**PROMPT**
Which lines have the string "Sample"? Copy all of them from the entries below.

* * * * * * *

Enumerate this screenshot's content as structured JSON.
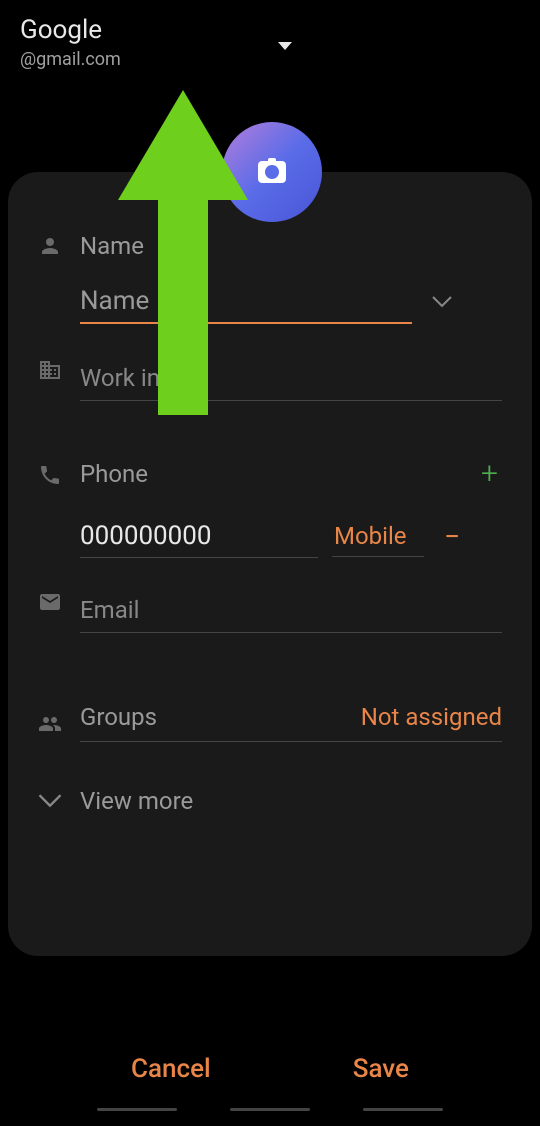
{
  "header": {
    "account_label": "Google",
    "account_email": "@gmail.com"
  },
  "form": {
    "name": {
      "label": "Name",
      "placeholder": "Name",
      "value": ""
    },
    "work": {
      "label": "Work info",
      "value": ""
    },
    "phone": {
      "label": "Phone",
      "number": "000000000",
      "type": "Mobile"
    },
    "email": {
      "label": "Email",
      "value": ""
    },
    "groups": {
      "label": "Groups",
      "value": "Not assigned"
    },
    "view_more": "View more"
  },
  "buttons": {
    "cancel": "Cancel",
    "save": "Save"
  },
  "colors": {
    "accent": "#e88548",
    "green": "#4caf50"
  }
}
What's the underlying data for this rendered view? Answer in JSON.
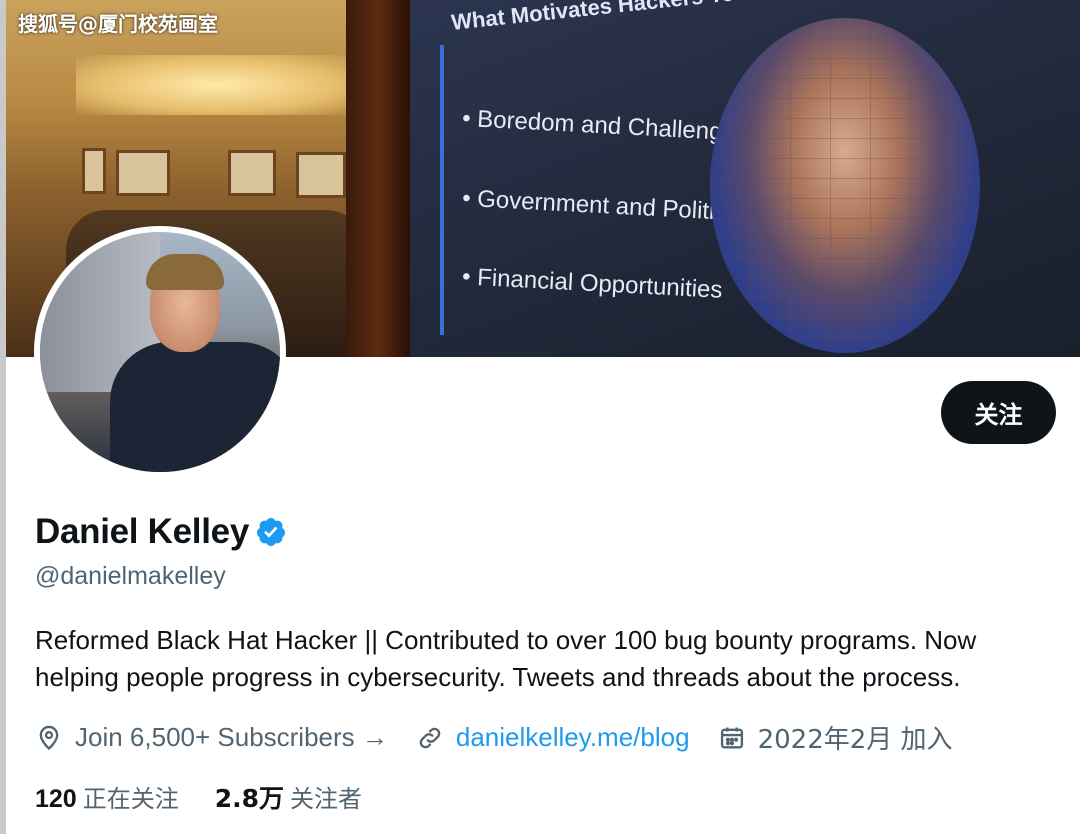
{
  "watermark": "搜狐号@厦门校苑画室",
  "banner": {
    "slide_title": "What Motivates Hackers To Ha",
    "bullets": [
      "Boredom and Challenge",
      "Government and Politics",
      "Financial Opportunities"
    ]
  },
  "profile": {
    "display_name": "Daniel Kelley",
    "handle": "@danielmakelley",
    "bio": "Reformed Black Hat Hacker || Contributed to over 100 bug bounty programs. Now helping people progress in cybersecurity. Tweets and threads about the process.",
    "follow_label": "关注",
    "location": "Join 6,500+ Subscribers →",
    "website": "danielkelley.me/blog",
    "joined": "2022年2月 加入"
  },
  "stats": {
    "following_count": "120",
    "following_label": "正在关注",
    "followers_count": "2.8万",
    "followers_label": "关注者"
  },
  "colors": {
    "accent": "#1d9bf0",
    "text": "#0f1419",
    "secondary": "#536471"
  }
}
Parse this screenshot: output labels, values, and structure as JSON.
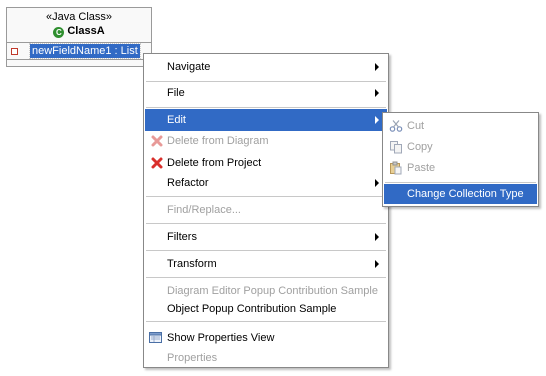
{
  "uml_class": {
    "stereotype": "«Java Class»",
    "name": "ClassA",
    "class_icon": "C",
    "field": "newFieldName1 : List"
  },
  "context_menu": {
    "navigate": "Navigate",
    "file": "File",
    "edit": "Edit",
    "delete_from_diagram": "Delete from Diagram",
    "delete_from_project": "Delete from Project",
    "refactor": "Refactor",
    "find_replace": "Find/Replace...",
    "filters": "Filters",
    "transform": "Transform",
    "diagram_editor_sample": "Diagram Editor Popup Contribution Sample",
    "object_popup_sample": "Object  Popup Contribution Sample",
    "show_properties_view": "Show Properties View",
    "properties": "Properties"
  },
  "edit_submenu": {
    "cut": "Cut",
    "copy": "Copy",
    "paste": "Paste",
    "change_collection_type": "Change Collection Type"
  },
  "colors": {
    "selection": "#316ac5",
    "disabled_text": "#a0a0a0",
    "delete_icon": "#d9302c"
  },
  "icons": [
    "class-icon",
    "field-icon",
    "delete-x-icon",
    "cut-icon",
    "copy-icon",
    "paste-icon",
    "properties-view-icon",
    "submenu-arrow-icon"
  ]
}
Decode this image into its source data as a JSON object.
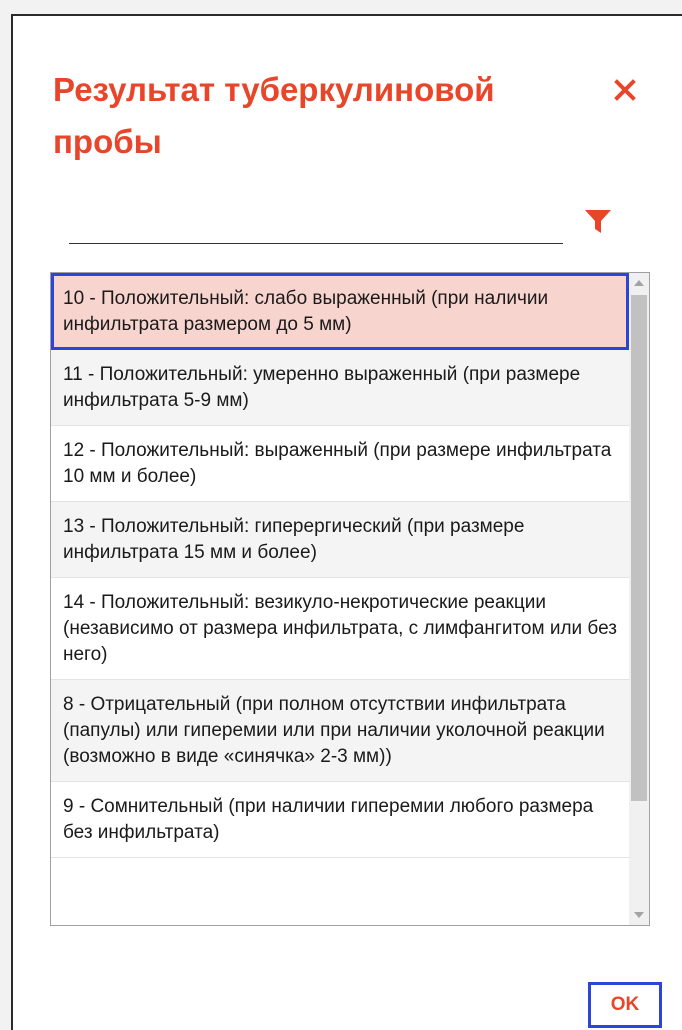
{
  "dialog": {
    "title": "Результат туберкулиновой пробы",
    "close_icon": "close-icon",
    "accent_color": "#e8462a"
  },
  "filter": {
    "value": "",
    "icon": "filter-icon"
  },
  "list": {
    "selected_index": 0,
    "items": [
      "10 - Положительный: слабо выраженный (при наличии инфильтрата размером до 5 мм)",
      "11 - Положительный: умеренно выраженный (при размере инфильтрата 5-9 мм)",
      "12 - Положительный: выраженный (при размере инфильтрата 10 мм и более)",
      "13 - Положительный: гиперергический (при размере инфильтрата 15 мм и более)",
      "14 - Положительный: везикуло-некротические реакции (независимо от размера инфильтрата, с лимфангитом или без него)",
      "8 - Отрицательный (при полном отсутствии инфильтрата (папулы) или гиперемии или при наличии уколочной реакции (возможно в виде «синячка» 2-3 мм))",
      "9 - Сомнительный (при наличии гиперемии любого размера без инфильтрата)"
    ]
  },
  "footer": {
    "ok_label": "OK"
  }
}
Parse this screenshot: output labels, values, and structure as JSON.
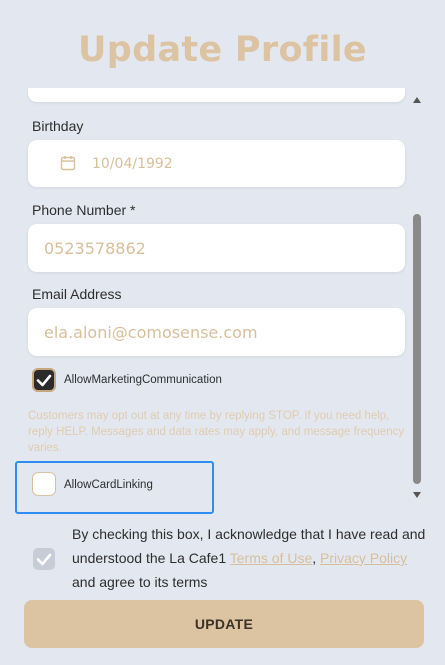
{
  "header": {
    "title": "Update Profile"
  },
  "form": {
    "birthday": {
      "label": "Birthday",
      "value": "10/04/1992"
    },
    "phone": {
      "label": "Phone Number *",
      "value": "0523578862"
    },
    "email": {
      "label": "Email Address",
      "value": "ela.aloni@comosense.com"
    },
    "marketing": {
      "label": "AllowMarketingCommunication",
      "checked": true
    },
    "marketing_note": "Customers may opt out at any time by replying STOP. If you need help, reply HELP. Messages and data rates may apply, and message frequency varies.",
    "card_linking": {
      "label": "AllowCardLinking",
      "checked": false
    }
  },
  "acknowledge": {
    "checked": true,
    "text_prefix": "By checking this box, I acknowledge that I have read and understood the La Cafe1 ",
    "terms_link": "Terms of Use",
    "separator": ", ",
    "privacy_link": "Privacy Policy",
    "text_suffix": " and agree to its terms"
  },
  "actions": {
    "update_label": "UPDATE"
  },
  "colors": {
    "accent": "#dcc3a1",
    "focus": "#2f8cf0",
    "background": "#e3e8f0"
  }
}
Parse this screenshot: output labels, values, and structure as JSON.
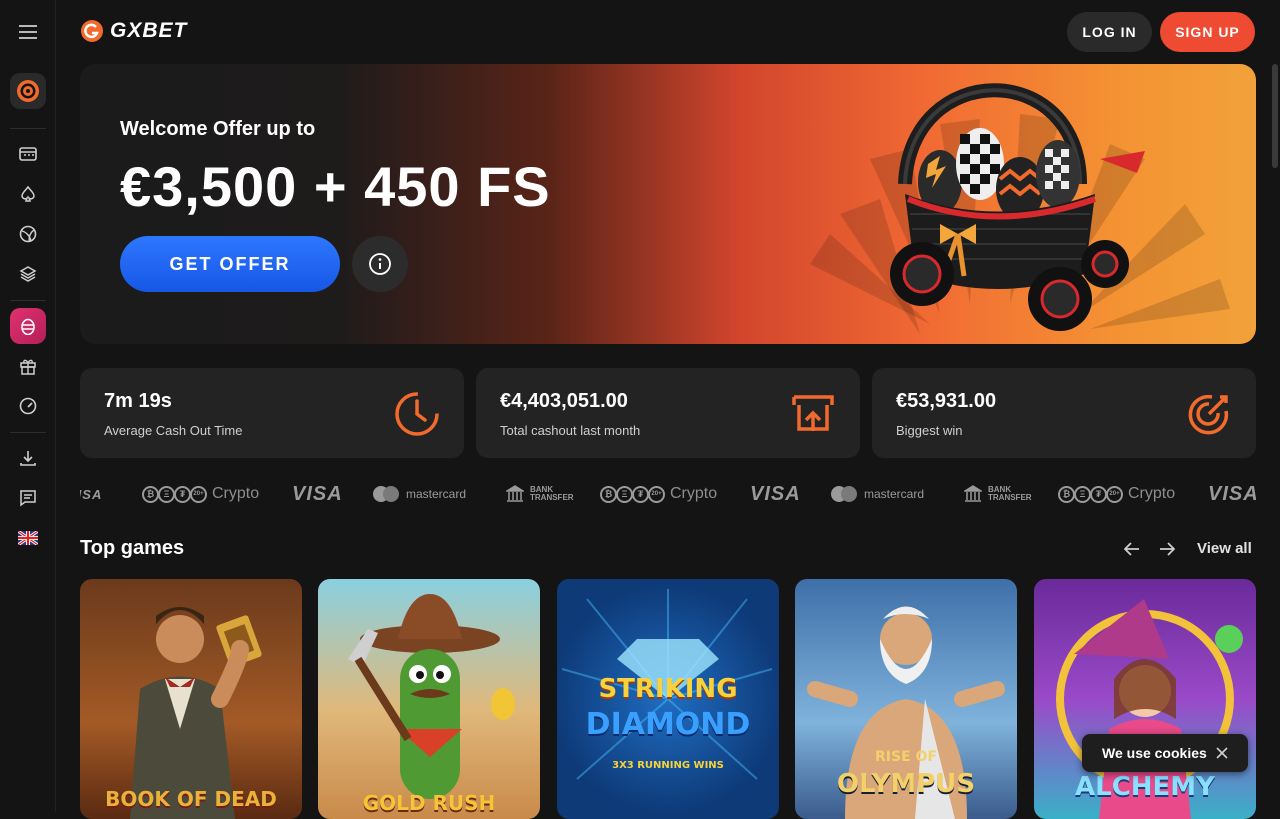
{
  "brand": {
    "name": "GXBET"
  },
  "header": {
    "login_label": "LOG IN",
    "signup_label": "SIGN UP"
  },
  "hero": {
    "subtitle": "Welcome Offer up to",
    "title": "€3,500 + 450 FS",
    "cta_label": "GET OFFER"
  },
  "stats": [
    {
      "value": "7m 19s",
      "label": "Average Cash Out Time",
      "icon": "timer-icon"
    },
    {
      "value": "€4,403,051.00",
      "label": "Total cashout last month",
      "icon": "cashout-icon"
    },
    {
      "value": "€53,931.00",
      "label": "Biggest win",
      "icon": "target-icon"
    }
  ],
  "payments": {
    "crypto_label": "Crypto",
    "visa_label": "VISA",
    "mastercard_label": "mastercard",
    "bank_line1": "BANK",
    "bank_line2": "TRANSFER",
    "coin_more": "20+"
  },
  "top_games": {
    "title": "Top games",
    "view_all_label": "View all",
    "games": [
      {
        "title_line1": "BOOK OF DEAD",
        "title_line2": ""
      },
      {
        "title_line1": "GOLD RUSH",
        "title_line2": ""
      },
      {
        "title_line1": "STRIKING",
        "title_line2": "DIAMOND",
        "tagline": "3X3 RUNNING WINS"
      },
      {
        "title_line1": "RISE OF",
        "title_line2": "OLYMPUS"
      },
      {
        "title_line1": "ALCHEMY",
        "title_line2": ""
      }
    ]
  },
  "cookie": {
    "text": "We use cookies"
  },
  "colors": {
    "accent": "#ef4a32",
    "cta_blue": "#2266f5",
    "stat_icon": "#f26b2c"
  }
}
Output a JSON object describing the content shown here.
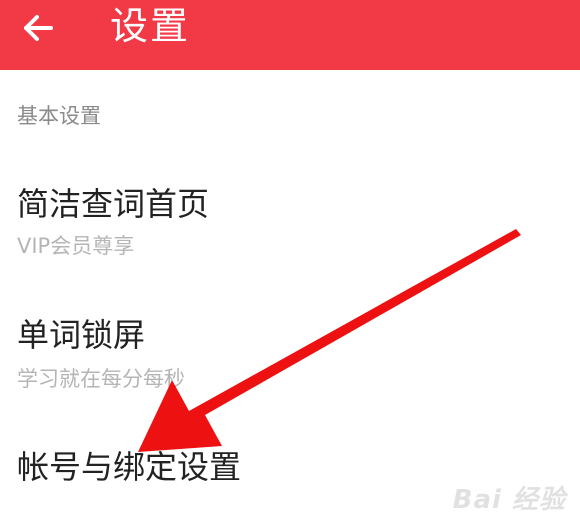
{
  "header": {
    "title": "设置",
    "back_icon": "arrow-left-icon",
    "background_color": "#f23a47"
  },
  "section": {
    "label": "基本设置"
  },
  "items": [
    {
      "title": "简洁查词首页",
      "subtitle": "VIP会员尊享"
    },
    {
      "title": "单词锁屏",
      "subtitle": "学习就在每分每秒"
    },
    {
      "title": "帐号与绑定设置",
      "subtitle": ""
    }
  ],
  "annotation": {
    "arrow_color": "#ee1111"
  },
  "watermark": {
    "text": "Bai 经验"
  }
}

* * * * * * *

**WRITTEN ANSWER**
    "diagram_editor_sample": "Diagram Editor Popup Contribution Sample",
    "object_popup_sample": "Object  Popup Contribution Sample",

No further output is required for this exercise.